Search the listing below for "JSON". Copy each matching line.

─── Data ───

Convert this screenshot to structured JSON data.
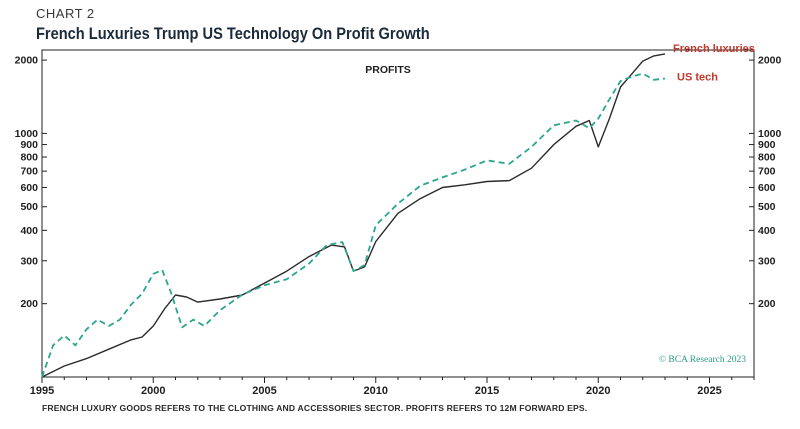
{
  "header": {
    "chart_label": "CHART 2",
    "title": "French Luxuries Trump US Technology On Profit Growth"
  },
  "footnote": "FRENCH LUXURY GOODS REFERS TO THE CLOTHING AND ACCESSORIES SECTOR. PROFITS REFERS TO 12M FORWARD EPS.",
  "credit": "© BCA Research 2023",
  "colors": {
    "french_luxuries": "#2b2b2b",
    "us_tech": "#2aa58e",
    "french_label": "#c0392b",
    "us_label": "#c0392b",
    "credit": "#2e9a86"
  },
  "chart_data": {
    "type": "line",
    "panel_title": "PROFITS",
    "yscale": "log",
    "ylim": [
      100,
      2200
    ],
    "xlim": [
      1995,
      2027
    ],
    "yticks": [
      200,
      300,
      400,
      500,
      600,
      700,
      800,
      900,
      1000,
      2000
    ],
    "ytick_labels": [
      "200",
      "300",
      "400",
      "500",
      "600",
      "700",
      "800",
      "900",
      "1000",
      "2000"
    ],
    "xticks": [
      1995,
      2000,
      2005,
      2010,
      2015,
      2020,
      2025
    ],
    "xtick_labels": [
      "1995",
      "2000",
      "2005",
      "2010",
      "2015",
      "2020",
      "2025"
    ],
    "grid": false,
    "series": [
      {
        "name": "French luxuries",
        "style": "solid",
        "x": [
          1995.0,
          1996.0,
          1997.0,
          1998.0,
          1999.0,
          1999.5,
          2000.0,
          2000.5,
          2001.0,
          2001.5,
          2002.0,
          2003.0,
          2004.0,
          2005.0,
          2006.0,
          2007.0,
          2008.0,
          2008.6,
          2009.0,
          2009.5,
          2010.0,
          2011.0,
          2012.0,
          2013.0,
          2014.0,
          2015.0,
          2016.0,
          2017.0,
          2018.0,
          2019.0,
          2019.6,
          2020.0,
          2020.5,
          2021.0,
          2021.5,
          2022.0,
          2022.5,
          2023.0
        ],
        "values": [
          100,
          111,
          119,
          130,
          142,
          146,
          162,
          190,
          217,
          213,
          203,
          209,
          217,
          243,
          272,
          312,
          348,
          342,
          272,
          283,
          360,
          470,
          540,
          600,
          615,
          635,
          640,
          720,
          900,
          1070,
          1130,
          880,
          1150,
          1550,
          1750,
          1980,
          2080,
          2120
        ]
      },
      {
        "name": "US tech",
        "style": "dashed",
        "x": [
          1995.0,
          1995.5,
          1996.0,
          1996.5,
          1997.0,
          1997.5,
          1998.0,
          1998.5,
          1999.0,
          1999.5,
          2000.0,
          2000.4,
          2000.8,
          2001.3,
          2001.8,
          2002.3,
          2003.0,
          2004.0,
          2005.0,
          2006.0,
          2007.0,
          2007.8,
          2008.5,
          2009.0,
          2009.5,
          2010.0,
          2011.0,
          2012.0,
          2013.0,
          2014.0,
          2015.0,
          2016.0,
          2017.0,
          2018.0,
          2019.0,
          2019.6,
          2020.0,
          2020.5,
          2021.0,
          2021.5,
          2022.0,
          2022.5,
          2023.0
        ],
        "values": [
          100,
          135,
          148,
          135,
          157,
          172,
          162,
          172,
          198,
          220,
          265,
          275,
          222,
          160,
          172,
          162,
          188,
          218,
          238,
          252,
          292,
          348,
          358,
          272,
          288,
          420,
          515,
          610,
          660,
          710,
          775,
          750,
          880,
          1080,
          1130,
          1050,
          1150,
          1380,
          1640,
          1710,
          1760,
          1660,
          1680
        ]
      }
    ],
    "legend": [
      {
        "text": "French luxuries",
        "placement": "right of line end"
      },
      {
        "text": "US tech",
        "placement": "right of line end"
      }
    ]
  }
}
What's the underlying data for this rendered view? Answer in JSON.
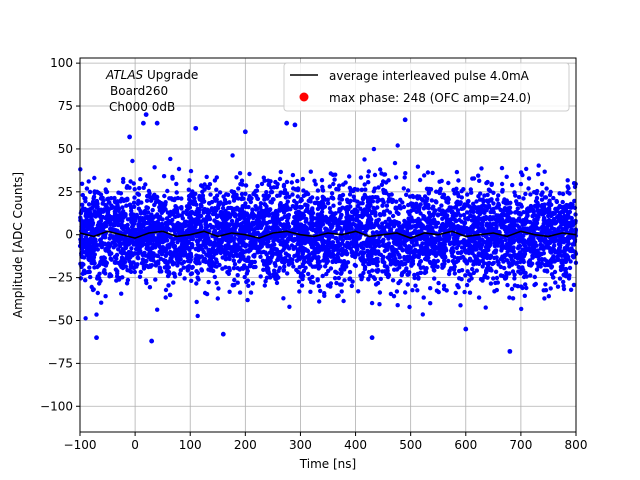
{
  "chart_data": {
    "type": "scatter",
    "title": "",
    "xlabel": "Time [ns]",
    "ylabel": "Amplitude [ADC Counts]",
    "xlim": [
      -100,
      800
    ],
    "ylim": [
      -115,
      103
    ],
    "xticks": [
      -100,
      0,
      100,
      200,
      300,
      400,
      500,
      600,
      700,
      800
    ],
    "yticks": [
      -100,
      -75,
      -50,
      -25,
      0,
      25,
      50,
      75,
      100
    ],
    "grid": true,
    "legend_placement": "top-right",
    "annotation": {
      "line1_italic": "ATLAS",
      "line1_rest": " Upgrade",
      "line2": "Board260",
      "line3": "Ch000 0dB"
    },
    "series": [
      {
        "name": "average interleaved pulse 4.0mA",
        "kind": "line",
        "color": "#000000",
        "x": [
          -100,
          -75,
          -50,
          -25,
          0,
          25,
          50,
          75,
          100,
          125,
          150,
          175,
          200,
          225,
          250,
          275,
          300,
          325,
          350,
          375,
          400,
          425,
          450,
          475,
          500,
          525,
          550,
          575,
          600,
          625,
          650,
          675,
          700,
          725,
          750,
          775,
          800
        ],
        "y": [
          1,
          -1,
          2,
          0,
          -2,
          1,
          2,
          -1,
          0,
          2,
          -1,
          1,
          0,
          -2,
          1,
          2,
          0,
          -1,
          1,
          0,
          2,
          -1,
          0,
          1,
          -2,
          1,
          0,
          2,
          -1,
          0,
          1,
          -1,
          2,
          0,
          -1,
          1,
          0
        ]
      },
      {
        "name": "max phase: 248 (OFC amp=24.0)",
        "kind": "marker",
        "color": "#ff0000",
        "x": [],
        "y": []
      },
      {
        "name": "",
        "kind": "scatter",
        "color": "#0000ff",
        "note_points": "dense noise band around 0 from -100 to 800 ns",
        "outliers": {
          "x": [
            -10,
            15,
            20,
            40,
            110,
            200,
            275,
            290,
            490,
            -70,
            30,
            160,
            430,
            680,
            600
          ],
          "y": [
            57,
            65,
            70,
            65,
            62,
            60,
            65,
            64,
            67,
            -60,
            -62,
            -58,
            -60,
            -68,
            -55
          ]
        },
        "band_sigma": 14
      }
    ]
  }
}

───

• **Written reply**:
Convert this screenshot to structured JSON data.
What's the underlying data for this rendered view? Answer in JSON.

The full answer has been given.